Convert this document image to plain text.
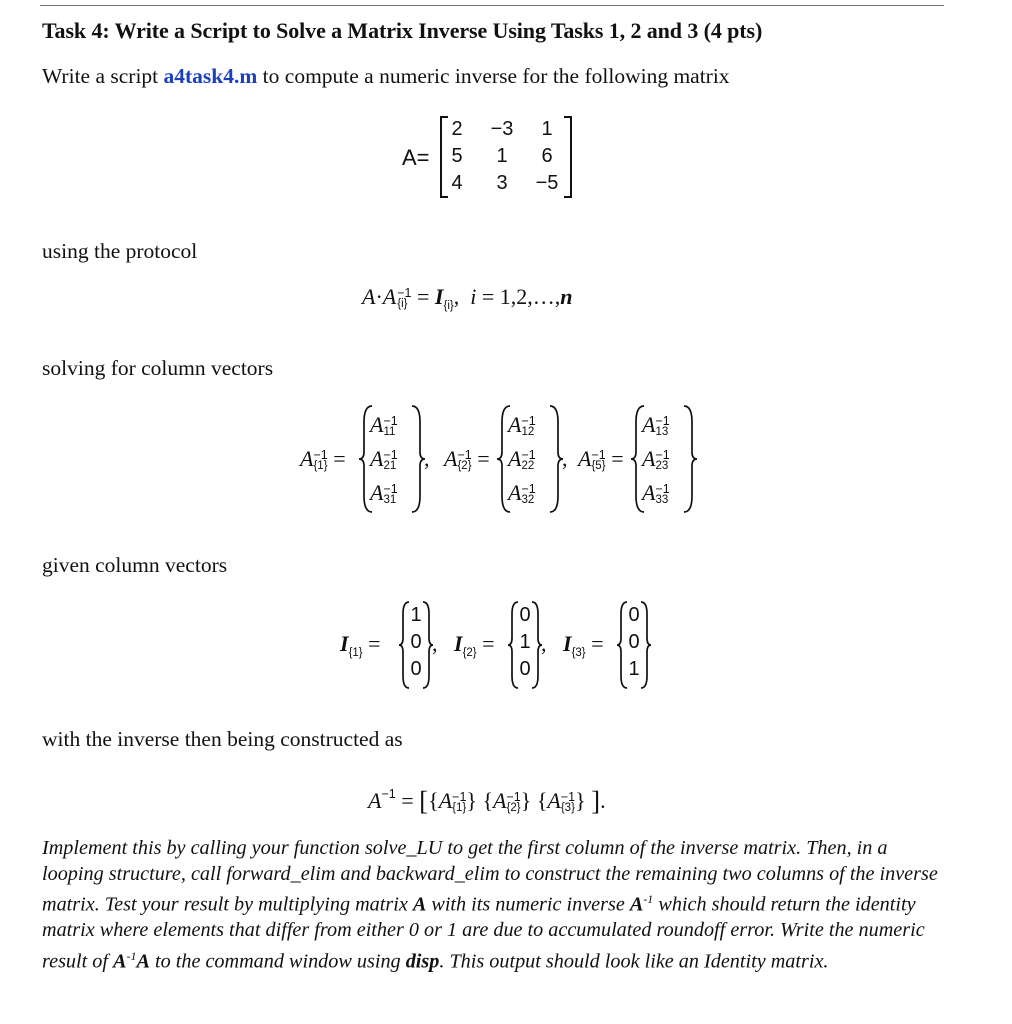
Task 4: Write a Script to Solve a Matrix Inverse Using Tasks 1, 2 and 3 (4 pts)
Write a script a4task4.m to compute a numeric inverse for the following matrix
A=
2	−3	1
5	1	6
4	3	−5
using the protocol
A·A −1
$\{i\} = I_{\{i\}}$, i = 1,2,…,n
solving for column vectors
A −1
{1} =
A −1
11
A −1
21
A −1
31
, A −1
{2} =
A −1
12
A −1
22
A −1
32
, A −1
{5} =
A −1
13
A −1
23
A −1
33
given column vectors
$I_{\{1\}}$ =
1
0
0
, $I_{\{2\}}$ =
0
1
0
, $I_{\{3\}}$ =
0
0
1
with the inverse then being constructed as
$A^{-1} = [\{A -1$
{1} } {A −1
{2} } {A −1
{3} } ].
Implement this by calling your function solve_LU to get the first column of the inverse matrix. Then, in a looping structure, call forward_elim and backward_elim to construct the remaining two columns of the inverse matrix. Test your result by multiplying matrix A with its numeric inverse $A^{-1}$ which should return the identity matrix where elements that differ from either 0 or 1 are due to accumulated roundoff error. Write the numeric result of $A^{-1}A$ to the command window using disp. This output should look like an Identity matrix.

#####

Problem details = List every line above that holds the word "vectors".

Result =
solving for column vectors
given column vectors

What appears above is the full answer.